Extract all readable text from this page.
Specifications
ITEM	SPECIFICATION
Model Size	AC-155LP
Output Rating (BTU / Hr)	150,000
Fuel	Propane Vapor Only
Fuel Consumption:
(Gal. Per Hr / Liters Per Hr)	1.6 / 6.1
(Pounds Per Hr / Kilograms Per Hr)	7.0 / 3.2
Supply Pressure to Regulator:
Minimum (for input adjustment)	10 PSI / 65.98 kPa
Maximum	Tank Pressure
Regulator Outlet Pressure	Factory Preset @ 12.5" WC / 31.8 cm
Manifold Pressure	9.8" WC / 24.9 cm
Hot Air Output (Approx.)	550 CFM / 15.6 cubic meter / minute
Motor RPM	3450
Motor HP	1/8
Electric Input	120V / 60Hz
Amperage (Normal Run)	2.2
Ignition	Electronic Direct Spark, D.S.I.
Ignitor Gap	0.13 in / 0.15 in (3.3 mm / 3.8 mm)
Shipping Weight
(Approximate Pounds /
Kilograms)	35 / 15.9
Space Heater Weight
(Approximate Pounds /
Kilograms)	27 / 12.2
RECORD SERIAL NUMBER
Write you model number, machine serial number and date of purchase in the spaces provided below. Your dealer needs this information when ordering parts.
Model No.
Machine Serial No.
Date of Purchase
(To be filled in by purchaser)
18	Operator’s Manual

* _EXERCISE_:
Your reply is one number: how many lines of the records above contain the word "Weight".

* _EXPECTED OUTPUT_:
2